What the exercise asks =>
Copy all lines that contain the word "name".

*** Provided entries

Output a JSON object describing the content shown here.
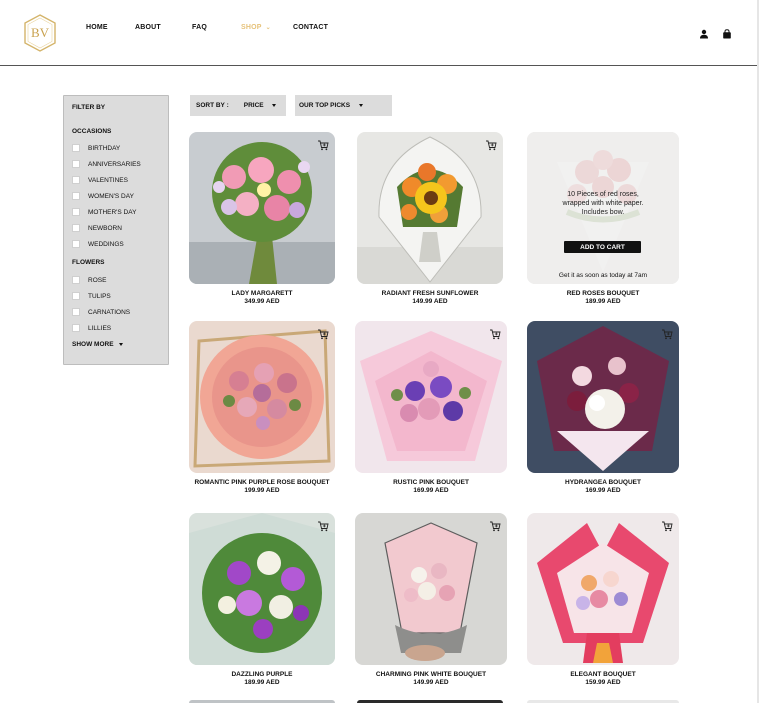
{
  "brand": {
    "logo_text": "BV"
  },
  "nav": {
    "home": "HOME",
    "about": "ABOUT",
    "faq": "FAQ",
    "shop": "SHOP",
    "contact": "CONTACT"
  },
  "colors": {
    "accent_gold": "#e6c27a",
    "panel_gray": "#dcdcdc",
    "button_black": "#111111"
  },
  "filter": {
    "title": "FILTER BY",
    "occasions_title": "OCCASIONS",
    "occasions": [
      "BIRTHDAY",
      "ANNIVERSARIES",
      "VALENTINES",
      "WOMEN'S DAY",
      "MOTHER'S DAY",
      "NEWBORN",
      "WEDDINGS"
    ],
    "flowers_title": "FLOWERS",
    "flowers": [
      "ROSE",
      "TULIPS",
      "CARNATIONS",
      "LILLIES"
    ],
    "show_more": "SHOW MORE"
  },
  "sort": {
    "label": "SORT BY :",
    "price": "PRICE",
    "picks": "OUR TOP PICKS"
  },
  "products": [
    {
      "name": "LADY MARGARETT",
      "price": "349.99 AED"
    },
    {
      "name": "RADIANT FRESH SUNFLOWER",
      "price": "149.99 AED"
    },
    {
      "name": "RED ROSES BOUQUET",
      "price": "189.99 AED"
    },
    {
      "name": "ROMANTIC PINK PURPLE ROSE BOUQUET",
      "price": "199.99 AED"
    },
    {
      "name": "RUSTIC PINK BOUQUET",
      "price": "169.99 AED"
    },
    {
      "name": "HYDRANGEA BOUQUET",
      "price": "169.99 AED"
    },
    {
      "name": "DAZZLING PURPLE",
      "price": "189.99 AED"
    },
    {
      "name": "CHARMING PINK WHITE BOUQUET",
      "price": "149.99 AED"
    },
    {
      "name": "ELEGANT BOUQUET",
      "price": "159.99 AED"
    }
  ],
  "hover_card": {
    "description": "10 Pieces of red roses, wrapped with white paper. Includes bow.",
    "add_to_cart": "ADD TO CART",
    "delivery_note": "Get it as soon as today at 7am"
  }
}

******

Response =>
      "name": "LADY MARGARETT",
      "name": "RADIANT FRESH SUNFLOWER",
      "name": "RED ROSES BOUQUET",
      "name": "ROMANTIC PINK PURPLE ROSE BOUQUET",
      "name": "RUSTIC PINK BOUQUET",
      "name": "HYDRANGEA BOUQUET",
      "name": "DAZZLING PURPLE",
      "name": "CHARMING PINK WHITE BOUQUET",
      "name": "ELEGANT BOUQUET",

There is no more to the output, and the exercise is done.